- Born: 20 November 1878 Clayton-le-Moors
- Died: 20 October 1953 (aged 74) Warrington
- Citizenship: British
- Occupation: Politician

= Arthur Seabury =

British trade unionist and politician

Arthur Edward Seabury (25 November 1878–20 October 1953) was a British trade unionist and politician.

== Life ==
Arthur Edward Seabury was born on 25 November 1878 at Clayton-le-Moors to Nathaniel Seabury (1850-1921) and Frances (née Wilkinson). Seabury lived in Warrington and became prominent in the British Socialist Party. In 1916, he chaired the party's conference. The party later affiliated to the Labour Party, and Seabury was elected to the council, serving until 1934.

Seabury began working full-time for the National Union of General Workers in 1919, as a district officer. He retained the post when the union became part of the new National Union of General and Municipal Workers (NUGMW), and in 1934 was appointed as the union's Lancashire District Secretary. He retired in 1943, and died in Warrington on 20 October 1953.

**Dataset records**
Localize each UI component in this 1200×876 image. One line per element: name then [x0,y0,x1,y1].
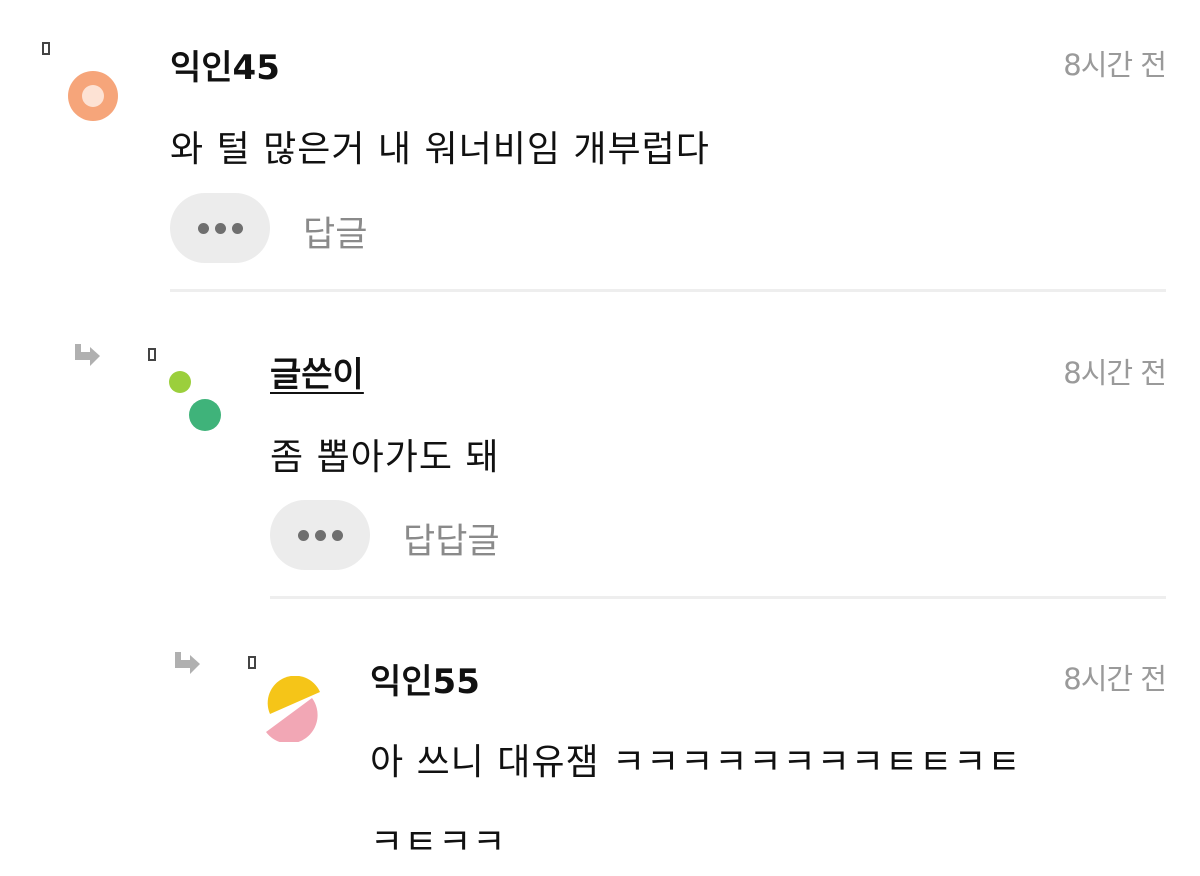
more-options-dot [331,529,343,541]
nickname[interactable]: 익인45 [170,40,280,89]
more-options-button[interactable] [170,193,270,263]
timestamp: 8시간 전 [1063,356,1167,390]
timestamp: 8시간 전 [1063,662,1167,696]
timestamp: 8시간 전 [1063,48,1167,82]
reply-arrow-icon [75,344,100,366]
reply-link[interactable]: 답답글 [403,513,500,564]
divider [170,289,1166,292]
reply-arrow-icon [175,652,200,674]
avatar[interactable] [67,70,119,122]
more-options-icon [297,529,309,541]
reply-link[interactable]: 답글 [303,206,367,257]
author-nickname[interactable]: 글쓴이 [270,347,364,396]
profile-marker [148,348,156,361]
profile-marker [248,656,256,669]
more-options-icon [197,222,209,234]
comment-text-line-1: 아 쓰니 대유잼 ㅋㅋㅋㅋㅋㅋㅋㅋㅌㅌㅋㅌ [370,742,1022,783]
nickname[interactable]: 익인55 [370,654,480,703]
avatar[interactable] [262,676,324,742]
more-options-dot [214,222,226,234]
avatar[interactable] [165,370,225,432]
comment-text: 좀 뽑아가도 돼 [270,437,500,478]
profile-marker [42,42,50,55]
more-options-dot [231,222,243,234]
more-options-dot [314,529,326,541]
comment-text-line-2: ㅋㅌㅋㅋ [370,822,507,863]
divider [270,596,1166,599]
more-options-button[interactable] [270,500,370,570]
comment-text: 와 털 많은거 내 워너비임 개부럽다 [170,129,710,170]
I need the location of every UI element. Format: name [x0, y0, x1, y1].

**Task instructions**
(1) According to the Arthur Seabury article, what post was Seabury appointed to in 1934?
(2) Write out the passage of the Arthur Seabury article between "- Born: 20 November" and "serving until 1934.", inclusive.
These records are separate material and have no connection to the Arthur Seabury article.

**Complete answers**
(1) He was appointed Lancashire District Secretary of the National Union of General and Municipal Workers.

(2)
- Born: 20 November 1878 Clayton-le-Moors
- Died: 20 October 1953 (aged 74) Warrington
- Citizenship: British
- Occupation: Politician

= Arthur Seabury =

British trade unionist and politician

Arthur Edward Seabury (25 November 1878–20 October 1953) was a British trade unionist and politician.

== Life ==
Arthur Edward Seabury was born on 25 November 1878 at Clayton-le-Moors to Nathaniel Seabury (1850-1921) and Frances (née Wilkinson). Seabury lived in Warrington and became prominent in the British Socialist Party. In 1916, he chaired the party's conference. The party later affiliated to the Labour Party, and Seabury was elected to the council, serving until 1934.